GIVEN DATA:
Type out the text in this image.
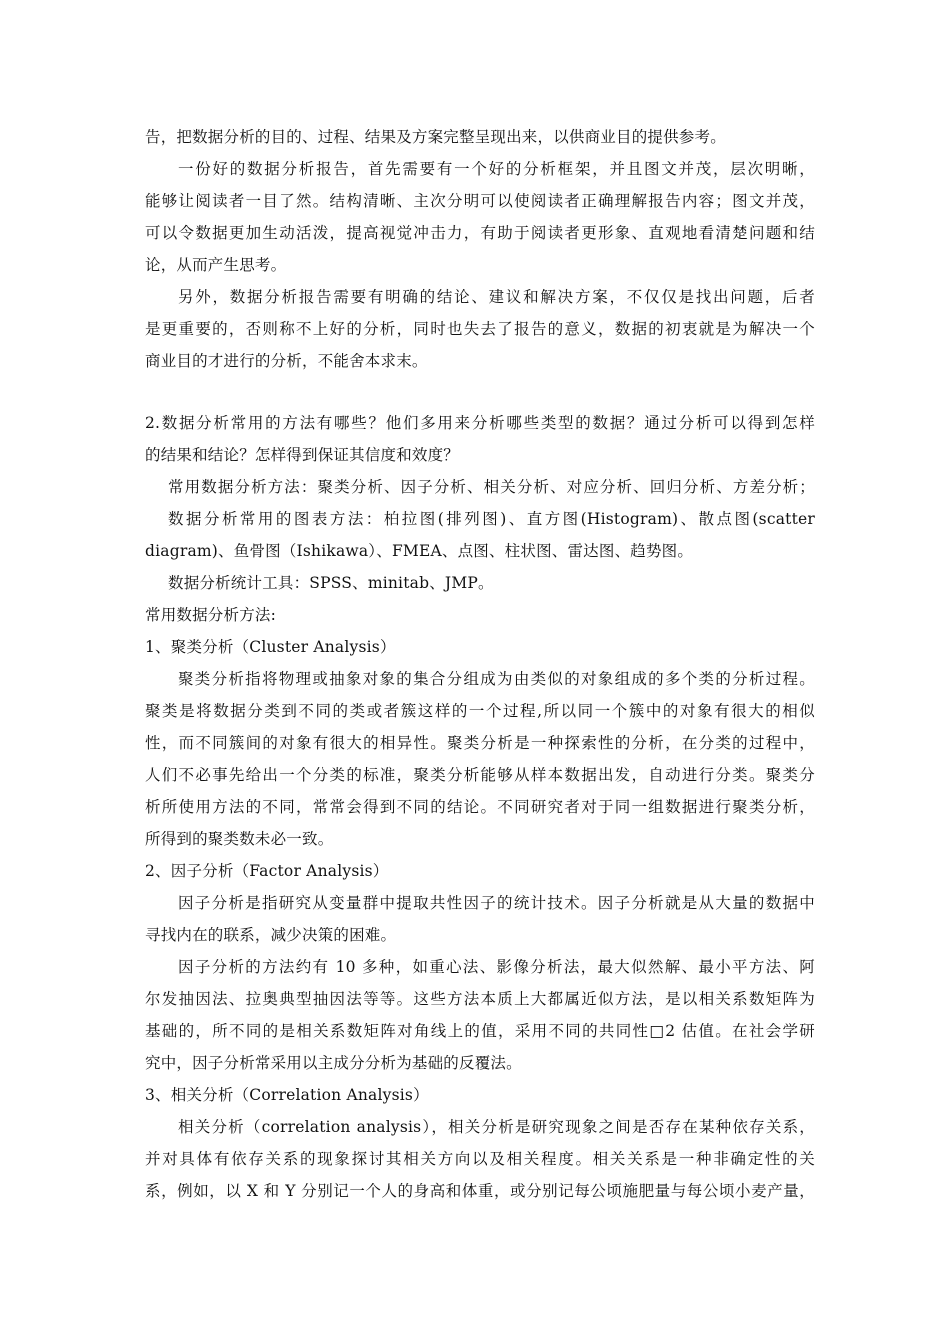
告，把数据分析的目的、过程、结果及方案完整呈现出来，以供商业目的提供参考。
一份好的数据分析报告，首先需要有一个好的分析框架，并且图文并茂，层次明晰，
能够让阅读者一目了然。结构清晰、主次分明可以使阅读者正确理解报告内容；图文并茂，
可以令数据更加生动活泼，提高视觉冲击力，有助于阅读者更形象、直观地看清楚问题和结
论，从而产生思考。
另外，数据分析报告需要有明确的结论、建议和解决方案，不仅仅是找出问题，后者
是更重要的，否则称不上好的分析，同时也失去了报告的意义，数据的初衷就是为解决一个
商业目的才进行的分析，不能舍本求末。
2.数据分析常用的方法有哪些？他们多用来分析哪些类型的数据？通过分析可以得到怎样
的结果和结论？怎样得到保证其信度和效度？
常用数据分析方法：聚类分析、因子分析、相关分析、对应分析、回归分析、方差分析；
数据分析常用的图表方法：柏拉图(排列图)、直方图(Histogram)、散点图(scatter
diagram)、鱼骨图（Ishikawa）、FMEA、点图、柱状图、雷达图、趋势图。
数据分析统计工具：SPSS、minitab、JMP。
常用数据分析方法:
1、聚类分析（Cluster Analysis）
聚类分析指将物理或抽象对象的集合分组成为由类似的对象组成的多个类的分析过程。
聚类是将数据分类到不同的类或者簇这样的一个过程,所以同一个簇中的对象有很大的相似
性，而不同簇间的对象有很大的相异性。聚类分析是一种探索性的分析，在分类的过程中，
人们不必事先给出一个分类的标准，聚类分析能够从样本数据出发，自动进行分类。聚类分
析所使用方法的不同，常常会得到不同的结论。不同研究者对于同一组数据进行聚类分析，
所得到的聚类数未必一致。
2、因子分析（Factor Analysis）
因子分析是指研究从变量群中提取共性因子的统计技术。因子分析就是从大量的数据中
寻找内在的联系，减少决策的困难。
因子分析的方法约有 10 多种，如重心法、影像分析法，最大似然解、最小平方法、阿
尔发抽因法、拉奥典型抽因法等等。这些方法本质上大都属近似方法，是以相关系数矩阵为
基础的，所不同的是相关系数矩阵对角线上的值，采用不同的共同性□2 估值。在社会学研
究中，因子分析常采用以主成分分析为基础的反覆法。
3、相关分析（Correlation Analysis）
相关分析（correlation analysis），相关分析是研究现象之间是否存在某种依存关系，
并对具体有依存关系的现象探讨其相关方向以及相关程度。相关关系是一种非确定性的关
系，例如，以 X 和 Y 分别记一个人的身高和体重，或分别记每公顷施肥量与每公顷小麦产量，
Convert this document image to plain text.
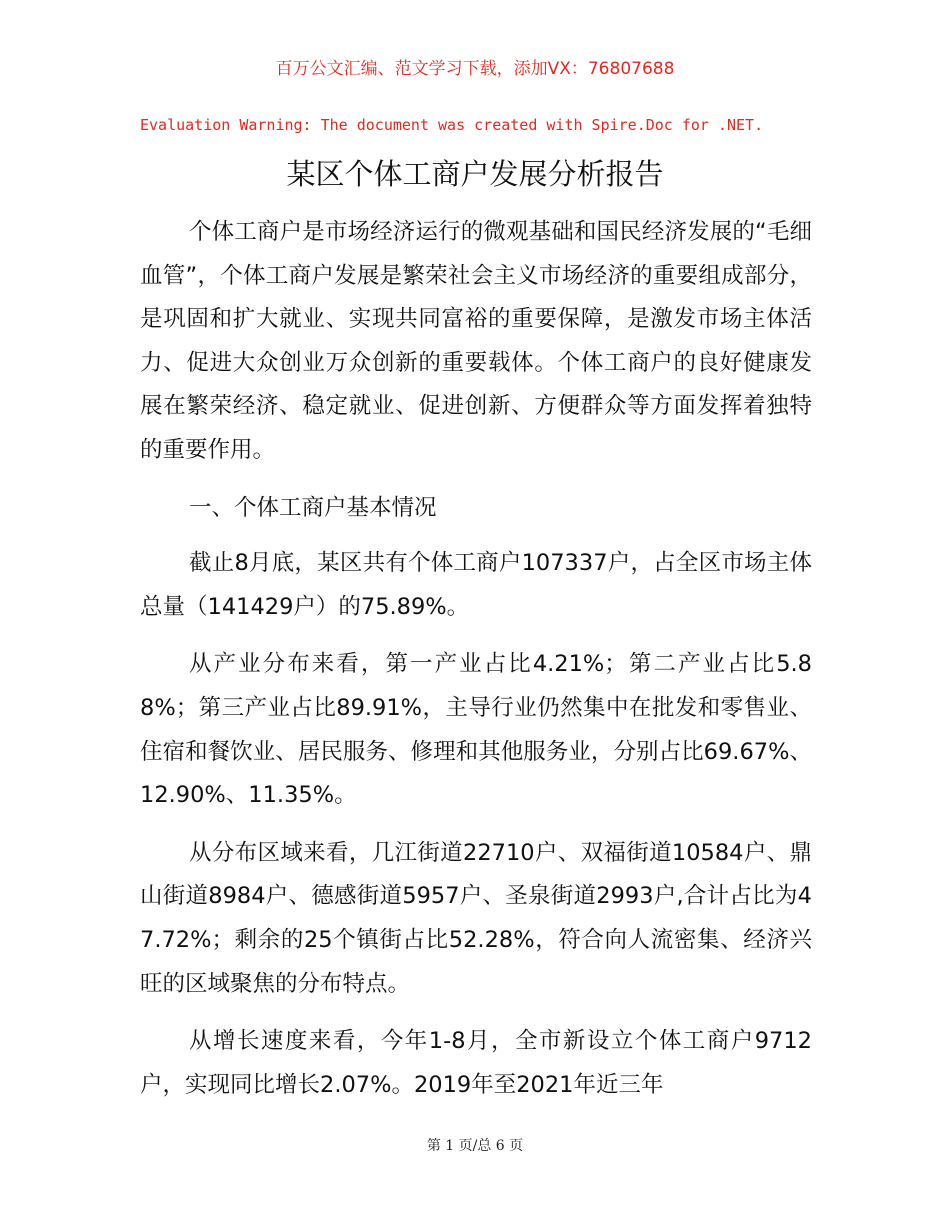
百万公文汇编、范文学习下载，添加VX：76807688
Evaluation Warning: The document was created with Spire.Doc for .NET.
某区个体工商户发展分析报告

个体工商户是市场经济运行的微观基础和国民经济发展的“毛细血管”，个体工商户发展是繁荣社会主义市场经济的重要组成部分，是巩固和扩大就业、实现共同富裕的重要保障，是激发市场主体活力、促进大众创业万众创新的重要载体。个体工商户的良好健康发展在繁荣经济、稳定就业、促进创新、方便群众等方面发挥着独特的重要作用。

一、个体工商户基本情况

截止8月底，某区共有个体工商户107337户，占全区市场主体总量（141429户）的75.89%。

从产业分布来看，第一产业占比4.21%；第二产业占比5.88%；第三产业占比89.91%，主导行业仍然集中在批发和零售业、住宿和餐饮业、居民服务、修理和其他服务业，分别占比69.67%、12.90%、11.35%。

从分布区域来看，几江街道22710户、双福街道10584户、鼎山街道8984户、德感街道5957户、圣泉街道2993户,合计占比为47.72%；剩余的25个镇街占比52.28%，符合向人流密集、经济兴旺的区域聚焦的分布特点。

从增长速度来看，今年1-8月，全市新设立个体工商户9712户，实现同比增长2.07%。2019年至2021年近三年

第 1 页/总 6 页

TASK GOAL: Work through the records line by line and tally those holding "document". Reply with the number alone.

EXPECTED OUTPUT: 2